▸ Records from a dataset
****************************************
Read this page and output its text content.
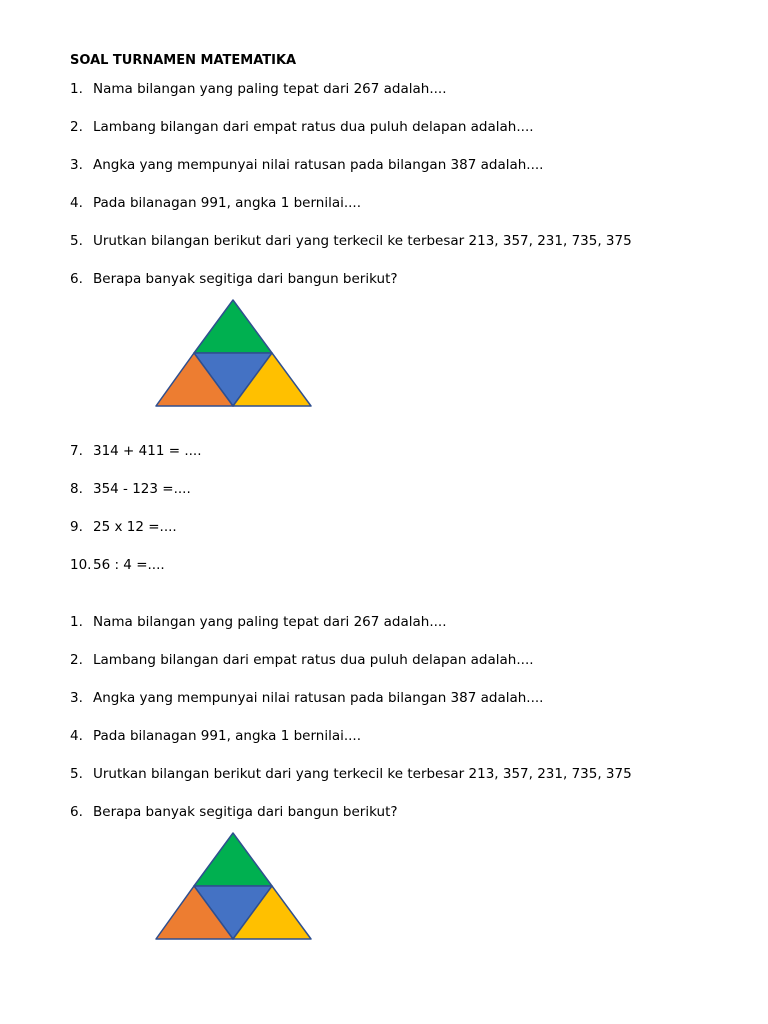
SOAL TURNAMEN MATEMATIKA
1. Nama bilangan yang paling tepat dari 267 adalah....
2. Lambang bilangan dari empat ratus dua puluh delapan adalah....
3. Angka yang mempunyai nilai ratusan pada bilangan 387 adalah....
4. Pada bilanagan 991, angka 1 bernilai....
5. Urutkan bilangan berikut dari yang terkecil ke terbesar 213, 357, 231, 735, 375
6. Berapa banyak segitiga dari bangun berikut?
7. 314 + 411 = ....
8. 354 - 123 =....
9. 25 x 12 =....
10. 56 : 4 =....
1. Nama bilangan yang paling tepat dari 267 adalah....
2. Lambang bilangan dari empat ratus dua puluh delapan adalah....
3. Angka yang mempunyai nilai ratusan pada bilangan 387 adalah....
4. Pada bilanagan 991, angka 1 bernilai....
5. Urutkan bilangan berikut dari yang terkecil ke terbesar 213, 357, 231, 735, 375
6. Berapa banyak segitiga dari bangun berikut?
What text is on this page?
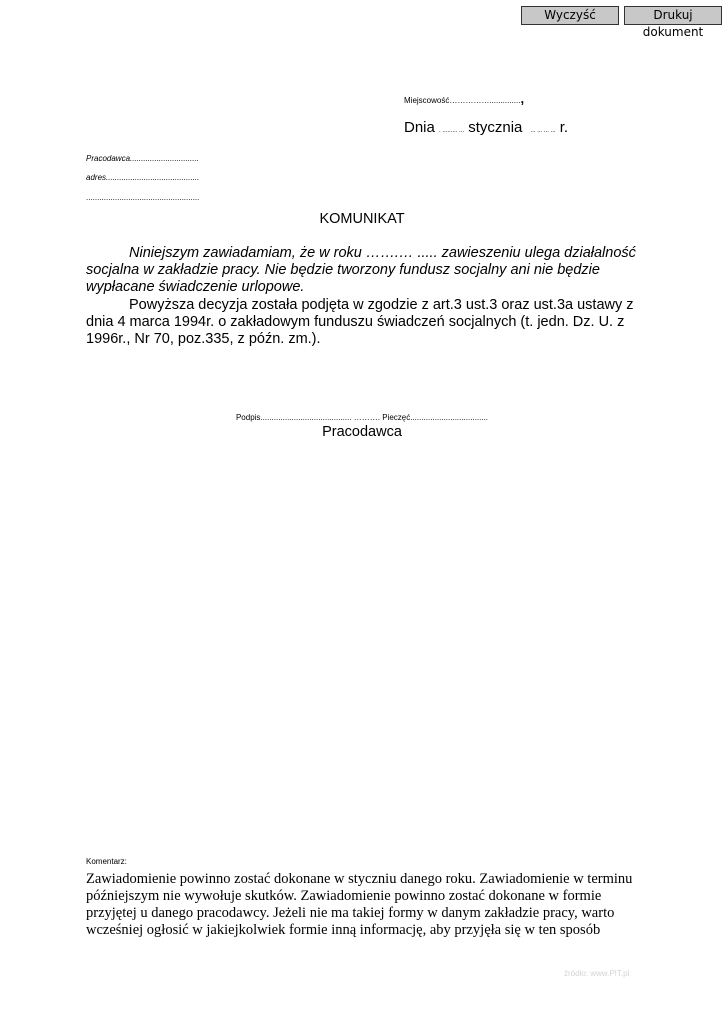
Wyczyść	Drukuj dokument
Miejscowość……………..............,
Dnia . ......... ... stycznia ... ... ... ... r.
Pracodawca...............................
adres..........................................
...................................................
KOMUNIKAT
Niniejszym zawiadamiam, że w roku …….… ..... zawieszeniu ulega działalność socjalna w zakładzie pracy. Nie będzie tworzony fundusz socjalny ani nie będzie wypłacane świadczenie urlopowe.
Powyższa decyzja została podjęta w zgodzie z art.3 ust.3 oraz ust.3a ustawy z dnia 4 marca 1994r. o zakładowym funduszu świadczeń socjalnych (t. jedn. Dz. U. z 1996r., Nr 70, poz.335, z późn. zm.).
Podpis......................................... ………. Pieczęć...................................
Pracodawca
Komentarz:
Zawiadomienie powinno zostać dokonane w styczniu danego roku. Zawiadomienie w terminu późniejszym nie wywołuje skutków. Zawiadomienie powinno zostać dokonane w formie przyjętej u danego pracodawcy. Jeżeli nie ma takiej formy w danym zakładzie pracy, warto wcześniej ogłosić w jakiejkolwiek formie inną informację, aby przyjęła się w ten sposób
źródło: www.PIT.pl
****************************************
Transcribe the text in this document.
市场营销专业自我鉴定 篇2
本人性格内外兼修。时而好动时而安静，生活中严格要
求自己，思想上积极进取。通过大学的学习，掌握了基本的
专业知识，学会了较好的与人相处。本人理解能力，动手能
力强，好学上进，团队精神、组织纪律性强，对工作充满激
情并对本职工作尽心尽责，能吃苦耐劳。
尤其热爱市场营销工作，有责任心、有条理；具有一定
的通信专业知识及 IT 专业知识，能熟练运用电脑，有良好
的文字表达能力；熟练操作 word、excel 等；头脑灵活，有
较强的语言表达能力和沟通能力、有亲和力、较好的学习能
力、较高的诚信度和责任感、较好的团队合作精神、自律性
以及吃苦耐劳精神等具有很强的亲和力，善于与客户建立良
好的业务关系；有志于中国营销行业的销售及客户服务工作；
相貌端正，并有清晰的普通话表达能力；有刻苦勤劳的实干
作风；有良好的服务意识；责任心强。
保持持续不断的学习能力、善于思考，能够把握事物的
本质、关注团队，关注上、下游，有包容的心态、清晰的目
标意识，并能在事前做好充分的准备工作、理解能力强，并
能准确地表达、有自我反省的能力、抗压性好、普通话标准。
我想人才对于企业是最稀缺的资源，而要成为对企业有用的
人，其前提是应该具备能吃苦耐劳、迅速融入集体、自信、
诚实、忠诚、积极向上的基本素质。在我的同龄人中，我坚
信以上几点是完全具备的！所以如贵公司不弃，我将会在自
****************************************
▸ Written request
State only the number of lines in these entries that contain "roku".

▸ Response
2